**PROBLEM STATEMENT:** Output the material exactly, but drop every image it holds.

**INFORMATION SUPPLIED:**
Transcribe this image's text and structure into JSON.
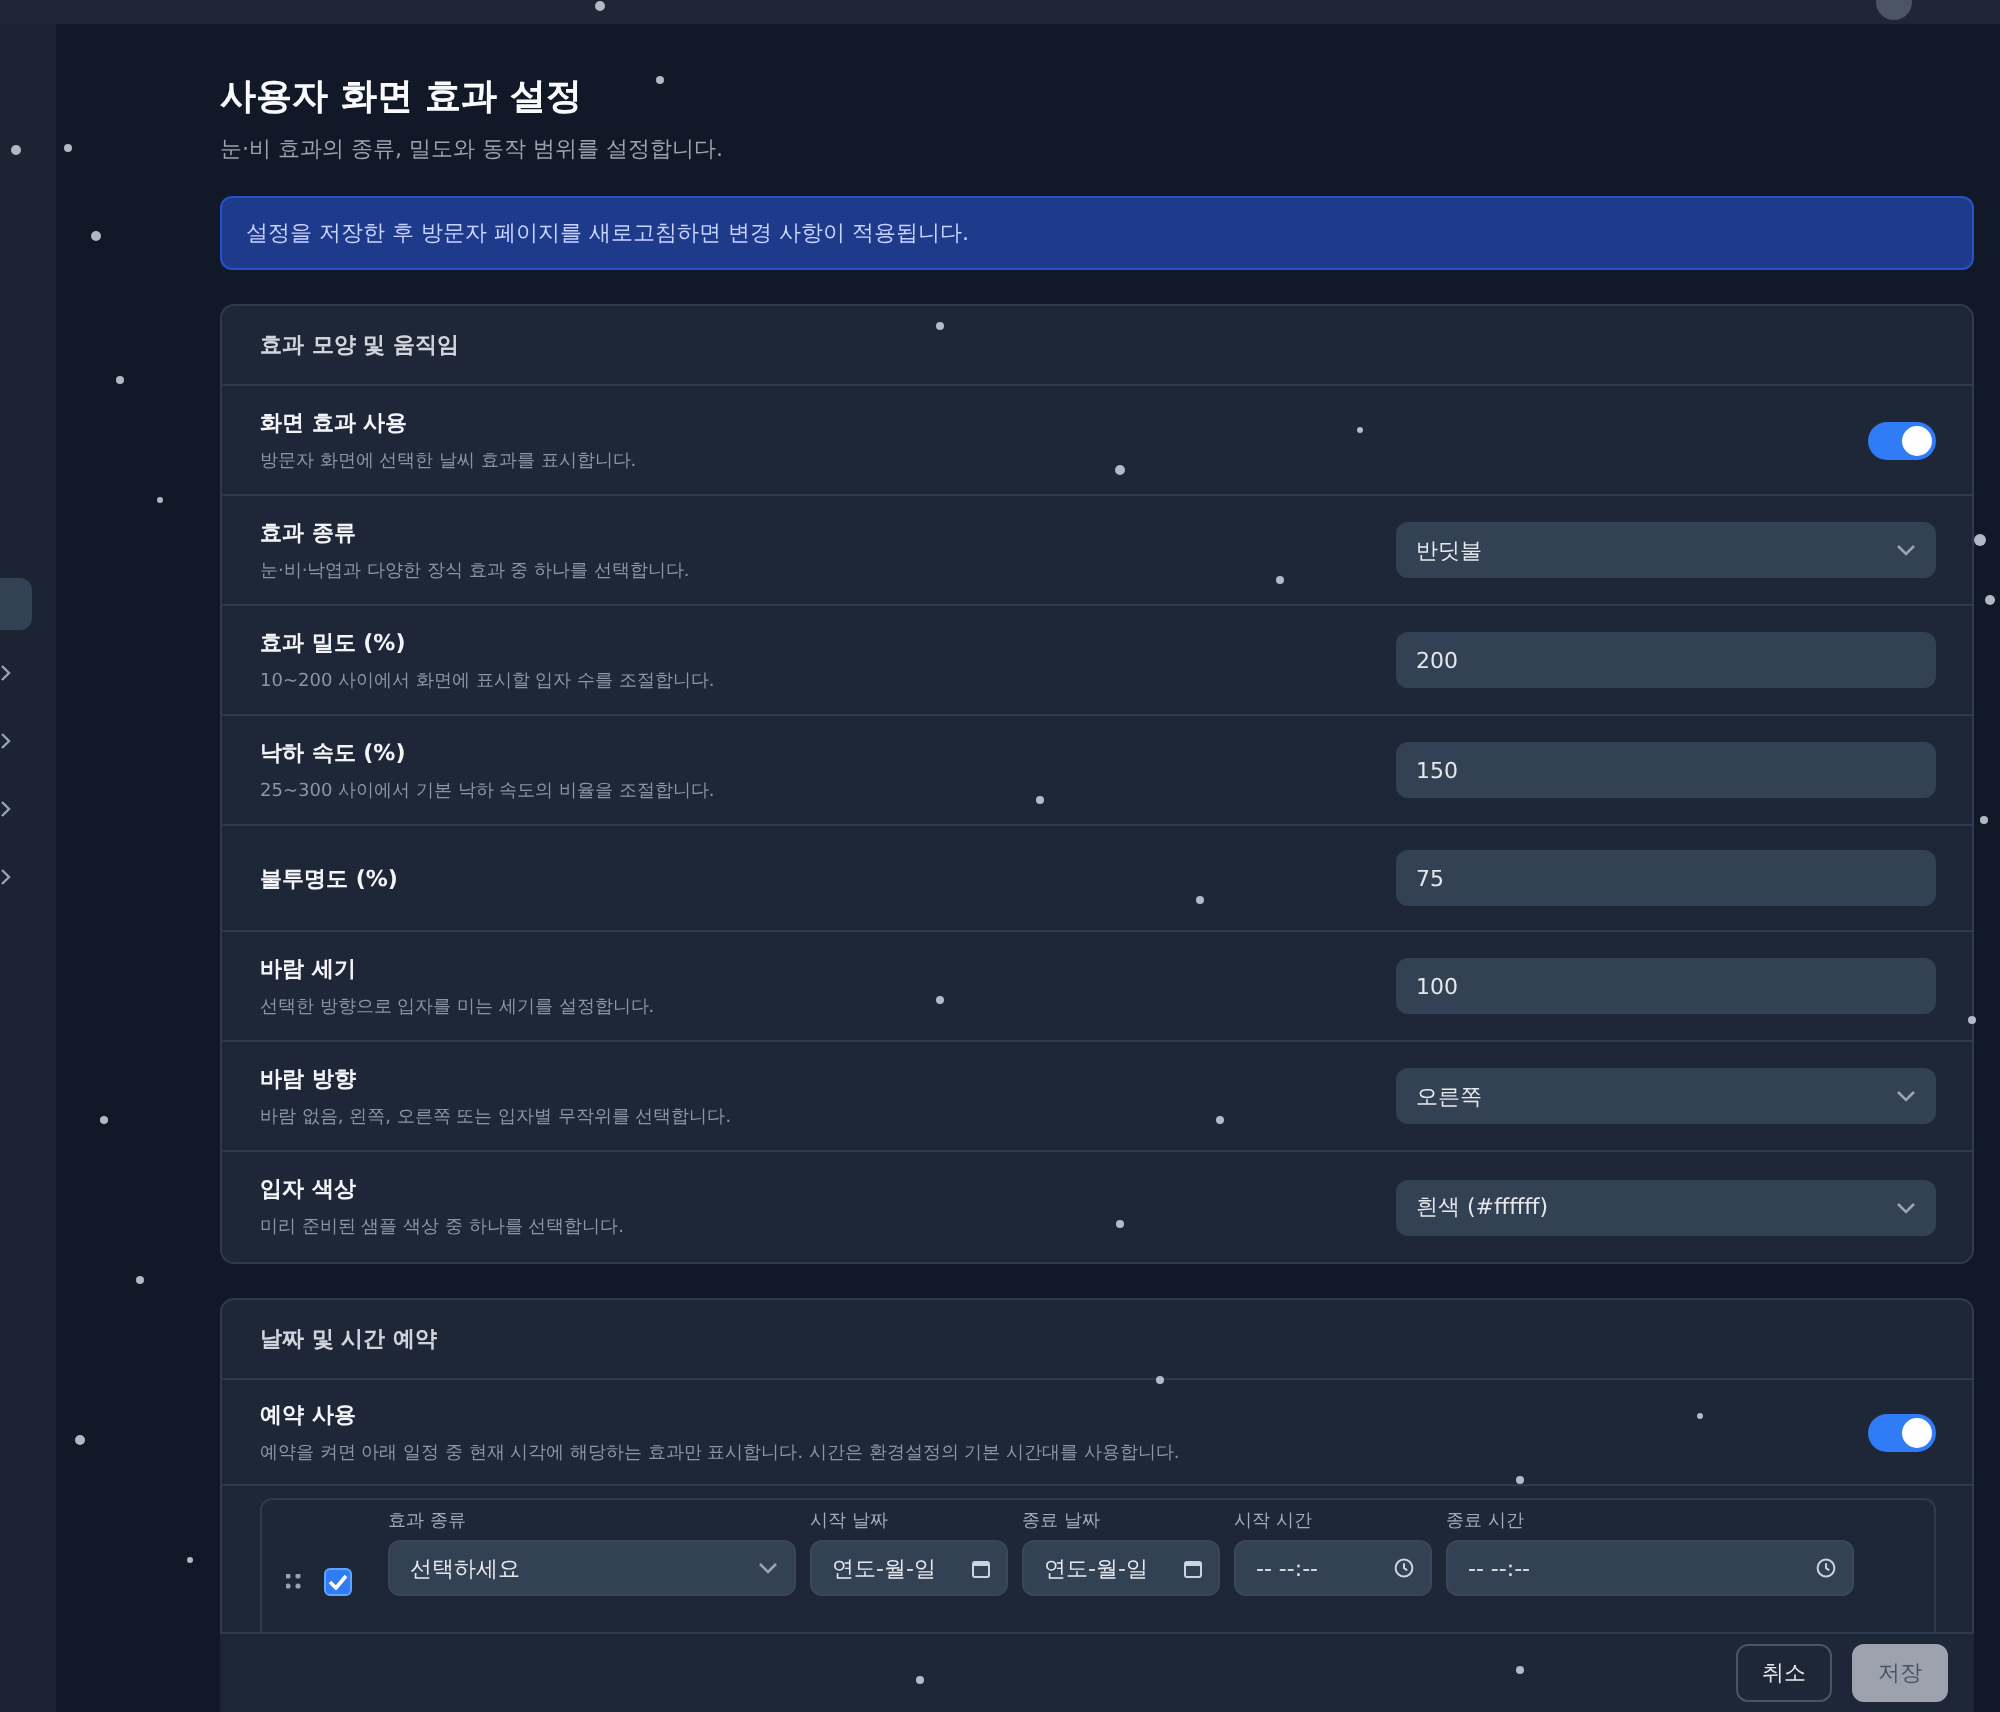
{
  "sidebar": {
    "items": [
      {
        "selected": true,
        "kind": "plain"
      },
      {
        "selected": false,
        "kind": "group"
      },
      {
        "selected": false,
        "kind": "group"
      },
      {
        "selected": false,
        "kind": "group"
      },
      {
        "selected": false,
        "kind": "group"
      }
    ]
  },
  "header": {
    "title": "사용자 화면 효과 설정",
    "subtitle": "눈·비 효과의 종류, 밀도와 동작 범위를 설정합니다."
  },
  "notice": "설정을 저장한 후 방문자 페이지를 새로고침하면 변경 사항이 적용됩니다.",
  "sections": [
    {
      "title": "효과 모양 및 움직임",
      "rows": [
        {
          "kind": "toggle",
          "label": "화면 효과 사용",
          "description": "방문자 화면에 선택한 날씨 효과를 표시합니다.",
          "on": true
        },
        {
          "kind": "select",
          "label": "효과 종류",
          "description": "눈·비·낙엽과 다양한 장식 효과 중 하나를 선택합니다.",
          "value": "반딧불"
        },
        {
          "kind": "input",
          "label": "효과 밀도 (%)",
          "description": "10~200 사이에서 화면에 표시할 입자 수를 조절합니다.",
          "value": "200"
        },
        {
          "kind": "input",
          "label": "낙하 속도 (%)",
          "description": "25~300 사이에서 기본 낙하 속도의 비율을 조절합니다.",
          "value": "150"
        },
        {
          "kind": "input",
          "label": "불투명도 (%)",
          "value": "75"
        },
        {
          "kind": "input",
          "label": "바람 세기",
          "description": "선택한 방향으로 입자를 미는 세기를 설정합니다.",
          "value": "100"
        },
        {
          "kind": "select",
          "label": "바람 방향",
          "description": "바람 없음, 왼쪽, 오른쪽 또는 입자별 무작위를 선택합니다.",
          "value": "오른쪽"
        },
        {
          "kind": "select",
          "label": "입자 색상",
          "description": "미리 준비된 샘플 색상 중 하나를 선택합니다.",
          "value": "흰색 (#ffffff)"
        }
      ]
    },
    {
      "title": "날짜 및 시간 예약",
      "rows": [
        {
          "kind": "toggle",
          "label": "예약 사용",
          "description": "예약을 켜면 아래 일정 중 현재 시각에 해당하는 효과만 표시합니다. 시간은 환경설정의 기본 시간대를 사용합니다.",
          "on": true
        }
      ],
      "schedule": [
        {
          "checked": true,
          "fields": [
            {
              "kind": "select",
              "label": "효과 종류",
              "value": "선택하세요"
            },
            {
              "kind": "date",
              "label": "시작 날짜",
              "placeholder": "연도-월-일"
            },
            {
              "kind": "date",
              "label": "종료 날짜",
              "placeholder": "연도-월-일"
            },
            {
              "kind": "time",
              "label": "시작 시간",
              "placeholder": "-- --:--"
            },
            {
              "kind": "time",
              "label": "종료 시간",
              "placeholder": "-- --:--"
            }
          ]
        }
      ]
    }
  ],
  "footer": {
    "buttons": [
      {
        "label": "취소",
        "kind": "secondary",
        "disabled": false
      },
      {
        "label": "저장",
        "kind": "primary",
        "disabled": true
      }
    ]
  }
}
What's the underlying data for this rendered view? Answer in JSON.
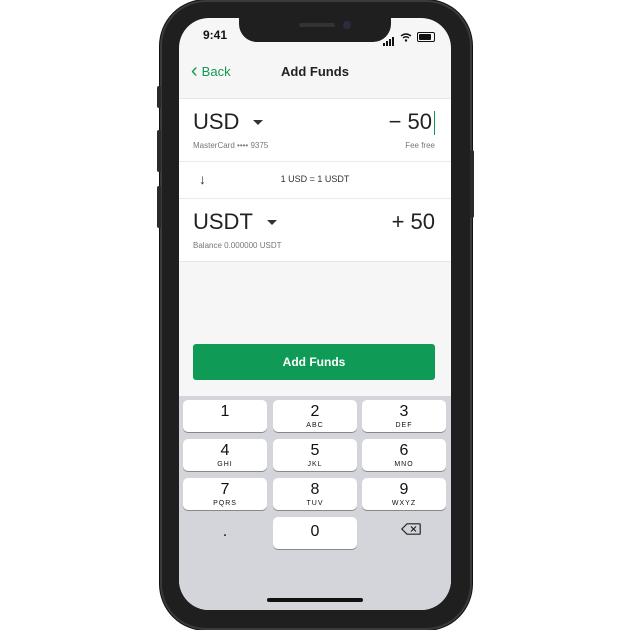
{
  "status_bar": {
    "time": "9:41"
  },
  "nav": {
    "back_label": "Back",
    "title": "Add Funds"
  },
  "from": {
    "currency": "USD",
    "amount": "− 50",
    "source": "MasterCard •••• 9375",
    "fee": "Fee free"
  },
  "rate": {
    "text": "1 USD = 1 USDT"
  },
  "to": {
    "currency": "USDT",
    "amount": "+ 50",
    "balance": "Balance 0.000000 USDT"
  },
  "action": {
    "label": "Add Funds"
  },
  "keypad": {
    "keys": [
      {
        "num": "1",
        "letters": ""
      },
      {
        "num": "2",
        "letters": "ABC"
      },
      {
        "num": "3",
        "letters": "DEF"
      },
      {
        "num": "4",
        "letters": "GHI"
      },
      {
        "num": "5",
        "letters": "JKL"
      },
      {
        "num": "6",
        "letters": "MNO"
      },
      {
        "num": "7",
        "letters": "PQRS"
      },
      {
        "num": "8",
        "letters": "TUV"
      },
      {
        "num": "9",
        "letters": "WXYZ"
      },
      {
        "num": "0",
        "letters": ""
      }
    ],
    "decimal": "."
  },
  "colors": {
    "accent": "#0f9a55",
    "back_link": "#119955"
  }
}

**RESULT OF THIS EXERCISE:**
Transcribe this image's text and structure into JSON.
{
  "sidebar": {
    "items": [
      {
        "selected": true,
        "kind": "plain"
      },
      {
        "selected": false,
        "kind": "group"
      },
      {
        "selected": false,
        "kind": "group"
      },
      {
        "selected": false,
        "kind": "group"
      },
      {
        "selected": false,
        "kind": "group"
      }
    ]
  },
  "header": {
    "title": "사용자 화면 효과 설정",
    "subtitle": "눈·비 효과의 종류, 밀도와 동작 범위를 설정합니다."
  },
  "notice": "설정을 저장한 후 방문자 페이지를 새로고침하면 변경 사항이 적용됩니다.",
  "sections": [
    {
      "title": "효과 모양 및 움직임",
      "rows": [
        {
          "kind": "toggle",
          "label": "화면 효과 사용",
          "description": "방문자 화면에 선택한 날씨 효과를 표시합니다.",
          "on": true
        },
        {
          "kind": "select",
          "label": "효과 종류",
          "description": "눈·비·낙엽과 다양한 장식 효과 중 하나를 선택합니다.",
          "value": "반딧불"
        },
        {
          "kind": "input",
          "label": "효과 밀도 (%)",
          "description": "10~200 사이에서 화면에 표시할 입자 수를 조절합니다.",
          "value": "200"
        },
        {
          "kind": "input",
          "label": "낙하 속도 (%)",
          "description": "25~300 사이에서 기본 낙하 속도의 비율을 조절합니다.",
          "value": "150"
        },
        {
          "kind": "input",
          "label": "불투명도 (%)",
          "value": "75"
        },
        {
          "kind": "input",
          "label": "바람 세기",
          "description": "선택한 방향으로 입자를 미는 세기를 설정합니다.",
          "value": "100"
        },
        {
          "kind": "select",
          "label": "바람 방향",
          "description": "바람 없음, 왼쪽, 오른쪽 또는 입자별 무작위를 선택합니다.",
          "value": "오른쪽"
        },
        {
          "kind": "select",
          "label": "입자 색상",
          "description": "미리 준비된 샘플 색상 중 하나를 선택합니다.",
          "value": "흰색 (#ffffff)"
        }
      ]
    },
    {
      "title": "날짜 및 시간 예약",
      "rows": [
        {
          "kind": "toggle",
          "label": "예약 사용",
          "description": "예약을 켜면 아래 일정 중 현재 시각에 해당하는 효과만 표시합니다. 시간은 환경설정의 기본 시간대를 사용합니다.",
          "on": true
        }
      ],
      "schedule": [
        {
          "checked": true,
          "fields": [
            {
              "kind": "select",
              "label": "효과 종류",
              "value": "선택하세요"
            },
            {
              "kind": "date",
              "label": "시작 날짜",
              "placeholder": "연도-월-일"
            },
            {
              "kind": "date",
              "label": "종료 날짜",
              "placeholder": "연도-월-일"
            },
            {
              "kind": "time",
              "label": "시작 시간",
              "placeholder": "-- --:--"
            },
            {
              "kind": "time",
              "label": "종료 시간",
              "placeholder": "-- --:--"
            }
          ]
        }
      ]
    }
  ],
  "footer": {
    "buttons": [
      {
        "label": "취소",
        "kind": "secondary",
        "disabled": false
      },
      {
        "label": "저장",
        "kind": "primary",
        "disabled": true
      }
    ]
  }
}
What's the underlying data for this rendered view? Answer in JSON.
{
  "status_bar": {
    "time": "9:41"
  },
  "nav": {
    "back_label": "Back",
    "title": "Add Funds"
  },
  "from": {
    "currency": "USD",
    "amount": "− 50",
    "source": "MasterCard •••• 9375",
    "fee": "Fee free"
  },
  "rate": {
    "text": "1 USD = 1 USDT"
  },
  "to": {
    "currency": "USDT",
    "amount": "+ 50",
    "balance": "Balance 0.000000 USDT"
  },
  "action": {
    "label": "Add Funds"
  },
  "keypad": {
    "keys": [
      {
        "num": "1",
        "letters": ""
      },
      {
        "num": "2",
        "letters": "ABC"
      },
      {
        "num": "3",
        "letters": "DEF"
      },
      {
        "num": "4",
        "letters": "GHI"
      },
      {
        "num": "5",
        "letters": "JKL"
      },
      {
        "num": "6",
        "letters": "MNO"
      },
      {
        "num": "7",
        "letters": "PQRS"
      },
      {
        "num": "8",
        "letters": "TUV"
      },
      {
        "num": "9",
        "letters": "WXYZ"
      },
      {
        "num": "0",
        "letters": ""
      }
    ],
    "decimal": "."
  },
  "colors": {
    "accent": "#0f9a55",
    "back_link": "#119955"
  }
}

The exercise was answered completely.